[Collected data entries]
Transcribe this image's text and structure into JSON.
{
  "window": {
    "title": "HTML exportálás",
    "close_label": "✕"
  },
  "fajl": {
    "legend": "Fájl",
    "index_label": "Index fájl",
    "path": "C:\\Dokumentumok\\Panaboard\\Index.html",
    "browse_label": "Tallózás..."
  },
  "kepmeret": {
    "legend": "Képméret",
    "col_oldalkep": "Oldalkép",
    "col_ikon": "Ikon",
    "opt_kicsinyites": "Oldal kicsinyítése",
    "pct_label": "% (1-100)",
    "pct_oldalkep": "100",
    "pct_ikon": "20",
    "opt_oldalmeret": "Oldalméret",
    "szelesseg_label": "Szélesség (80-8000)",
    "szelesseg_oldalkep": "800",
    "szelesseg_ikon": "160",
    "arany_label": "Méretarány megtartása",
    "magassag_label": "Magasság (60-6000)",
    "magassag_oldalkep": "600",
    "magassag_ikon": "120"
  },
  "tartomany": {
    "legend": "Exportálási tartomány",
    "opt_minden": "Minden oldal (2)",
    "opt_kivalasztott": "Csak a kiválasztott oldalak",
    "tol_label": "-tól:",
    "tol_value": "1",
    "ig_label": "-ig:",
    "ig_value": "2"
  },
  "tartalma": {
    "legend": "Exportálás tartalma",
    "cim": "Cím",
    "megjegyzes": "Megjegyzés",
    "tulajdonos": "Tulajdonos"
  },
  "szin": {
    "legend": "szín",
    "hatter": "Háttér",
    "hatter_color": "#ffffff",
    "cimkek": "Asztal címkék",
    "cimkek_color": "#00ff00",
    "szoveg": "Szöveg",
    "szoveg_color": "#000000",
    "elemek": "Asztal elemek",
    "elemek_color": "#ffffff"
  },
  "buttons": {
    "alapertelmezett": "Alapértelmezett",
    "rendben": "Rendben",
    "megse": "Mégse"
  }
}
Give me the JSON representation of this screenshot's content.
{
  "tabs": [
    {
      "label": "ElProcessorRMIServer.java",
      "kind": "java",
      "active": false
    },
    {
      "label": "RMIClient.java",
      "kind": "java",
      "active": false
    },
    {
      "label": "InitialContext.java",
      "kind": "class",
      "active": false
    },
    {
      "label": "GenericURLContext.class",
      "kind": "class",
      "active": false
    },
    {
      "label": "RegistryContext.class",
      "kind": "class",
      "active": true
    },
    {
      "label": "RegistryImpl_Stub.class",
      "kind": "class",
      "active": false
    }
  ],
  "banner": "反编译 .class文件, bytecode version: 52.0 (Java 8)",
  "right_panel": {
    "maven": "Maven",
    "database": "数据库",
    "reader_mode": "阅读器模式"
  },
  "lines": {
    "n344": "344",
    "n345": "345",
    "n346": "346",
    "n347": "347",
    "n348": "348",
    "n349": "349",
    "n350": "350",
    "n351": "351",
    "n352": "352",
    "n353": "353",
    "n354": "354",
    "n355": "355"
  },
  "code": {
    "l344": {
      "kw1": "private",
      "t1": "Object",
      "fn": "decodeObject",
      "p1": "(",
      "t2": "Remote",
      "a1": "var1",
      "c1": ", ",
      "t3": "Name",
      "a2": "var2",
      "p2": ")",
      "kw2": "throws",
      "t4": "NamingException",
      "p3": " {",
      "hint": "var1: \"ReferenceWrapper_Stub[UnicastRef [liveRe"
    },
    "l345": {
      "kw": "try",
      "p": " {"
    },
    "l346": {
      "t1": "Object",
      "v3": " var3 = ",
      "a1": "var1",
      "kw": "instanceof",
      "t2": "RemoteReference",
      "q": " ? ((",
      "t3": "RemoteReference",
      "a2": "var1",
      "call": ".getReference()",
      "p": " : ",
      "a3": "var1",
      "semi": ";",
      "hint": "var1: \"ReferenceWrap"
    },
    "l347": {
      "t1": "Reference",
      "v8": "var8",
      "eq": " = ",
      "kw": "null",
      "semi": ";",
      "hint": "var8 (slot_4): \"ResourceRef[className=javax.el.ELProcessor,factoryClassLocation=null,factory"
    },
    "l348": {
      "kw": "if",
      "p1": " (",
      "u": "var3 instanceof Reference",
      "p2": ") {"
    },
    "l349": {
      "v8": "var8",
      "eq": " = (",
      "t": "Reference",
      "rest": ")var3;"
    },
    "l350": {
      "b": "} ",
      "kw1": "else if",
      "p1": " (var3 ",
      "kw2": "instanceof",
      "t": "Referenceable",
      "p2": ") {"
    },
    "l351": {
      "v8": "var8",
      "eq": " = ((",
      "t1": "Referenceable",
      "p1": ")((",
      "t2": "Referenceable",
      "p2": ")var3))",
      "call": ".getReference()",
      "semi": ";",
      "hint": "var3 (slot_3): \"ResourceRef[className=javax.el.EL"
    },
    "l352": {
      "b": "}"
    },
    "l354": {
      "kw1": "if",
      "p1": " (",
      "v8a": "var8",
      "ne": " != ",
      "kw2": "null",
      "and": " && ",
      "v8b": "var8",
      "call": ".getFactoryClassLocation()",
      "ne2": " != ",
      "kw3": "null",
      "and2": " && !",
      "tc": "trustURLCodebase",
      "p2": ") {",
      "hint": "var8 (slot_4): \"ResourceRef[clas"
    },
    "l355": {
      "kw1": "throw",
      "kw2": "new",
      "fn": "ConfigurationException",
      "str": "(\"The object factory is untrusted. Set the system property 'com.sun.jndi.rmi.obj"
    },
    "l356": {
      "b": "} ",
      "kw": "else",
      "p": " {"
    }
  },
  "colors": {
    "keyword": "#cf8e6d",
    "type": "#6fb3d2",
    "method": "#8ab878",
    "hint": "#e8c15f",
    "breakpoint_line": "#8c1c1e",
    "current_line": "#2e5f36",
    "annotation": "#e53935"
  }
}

◆ Stated exercise ◆
In the material above, show every line where the word "tartalma" turns up.

◆ Answer to this exercise ◆
  "tartalma": {
    "legend": "Exportálás tartalma",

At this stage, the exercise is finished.